● **STATED TASK**
Work out the number of lines in the records that include the word "Talk"; reply with that number alone.

● **RECORD EXTRACTS**
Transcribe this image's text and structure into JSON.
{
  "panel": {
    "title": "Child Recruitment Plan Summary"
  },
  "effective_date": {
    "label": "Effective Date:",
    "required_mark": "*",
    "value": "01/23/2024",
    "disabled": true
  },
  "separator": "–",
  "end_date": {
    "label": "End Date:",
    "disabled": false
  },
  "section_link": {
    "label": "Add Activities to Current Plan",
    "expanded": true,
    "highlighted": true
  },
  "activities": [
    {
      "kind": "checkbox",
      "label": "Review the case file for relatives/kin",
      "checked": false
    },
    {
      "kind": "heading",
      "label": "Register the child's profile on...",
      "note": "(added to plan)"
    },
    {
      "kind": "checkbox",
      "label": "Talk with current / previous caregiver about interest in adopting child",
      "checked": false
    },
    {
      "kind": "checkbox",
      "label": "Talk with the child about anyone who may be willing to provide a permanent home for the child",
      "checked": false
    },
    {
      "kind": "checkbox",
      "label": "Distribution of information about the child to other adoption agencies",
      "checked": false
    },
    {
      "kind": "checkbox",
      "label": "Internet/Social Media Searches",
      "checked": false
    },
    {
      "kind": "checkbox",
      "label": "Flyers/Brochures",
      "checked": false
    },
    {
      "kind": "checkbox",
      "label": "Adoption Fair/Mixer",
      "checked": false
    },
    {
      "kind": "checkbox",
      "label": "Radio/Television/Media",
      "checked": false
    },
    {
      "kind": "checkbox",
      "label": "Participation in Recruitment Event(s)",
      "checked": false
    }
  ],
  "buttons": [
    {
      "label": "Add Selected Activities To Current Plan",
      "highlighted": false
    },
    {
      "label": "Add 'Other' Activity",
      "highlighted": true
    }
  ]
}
--
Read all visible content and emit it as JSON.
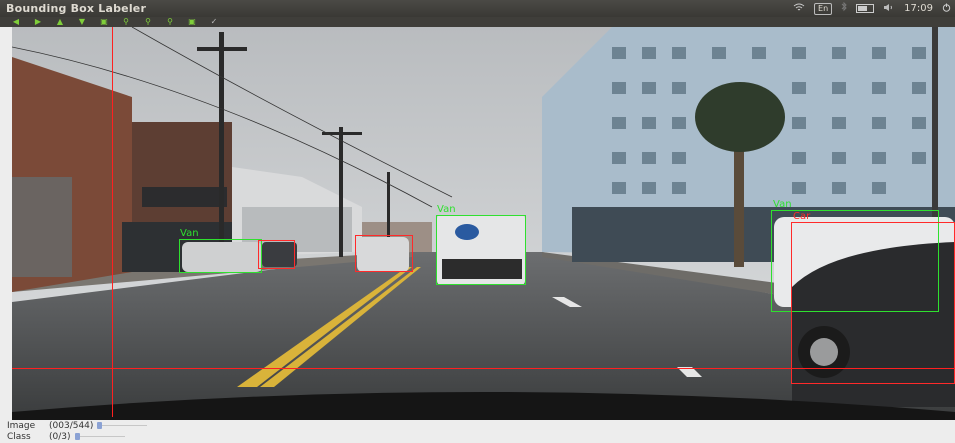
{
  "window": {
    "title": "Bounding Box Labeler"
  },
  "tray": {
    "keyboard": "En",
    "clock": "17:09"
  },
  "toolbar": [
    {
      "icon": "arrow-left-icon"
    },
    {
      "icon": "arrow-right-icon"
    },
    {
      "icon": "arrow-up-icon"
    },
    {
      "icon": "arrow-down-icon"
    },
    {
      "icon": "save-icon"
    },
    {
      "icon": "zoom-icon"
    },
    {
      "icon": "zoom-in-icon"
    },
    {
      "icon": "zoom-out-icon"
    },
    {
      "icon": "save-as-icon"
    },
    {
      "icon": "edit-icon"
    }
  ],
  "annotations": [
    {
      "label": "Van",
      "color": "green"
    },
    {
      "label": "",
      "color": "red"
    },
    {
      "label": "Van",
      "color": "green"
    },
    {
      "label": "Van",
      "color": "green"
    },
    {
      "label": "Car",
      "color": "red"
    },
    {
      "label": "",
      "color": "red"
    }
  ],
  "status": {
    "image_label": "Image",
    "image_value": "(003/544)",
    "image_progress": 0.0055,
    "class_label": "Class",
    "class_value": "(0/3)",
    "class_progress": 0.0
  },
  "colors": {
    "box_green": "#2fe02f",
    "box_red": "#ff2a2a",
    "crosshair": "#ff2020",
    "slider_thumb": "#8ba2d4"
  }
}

● **RESPONSE**
2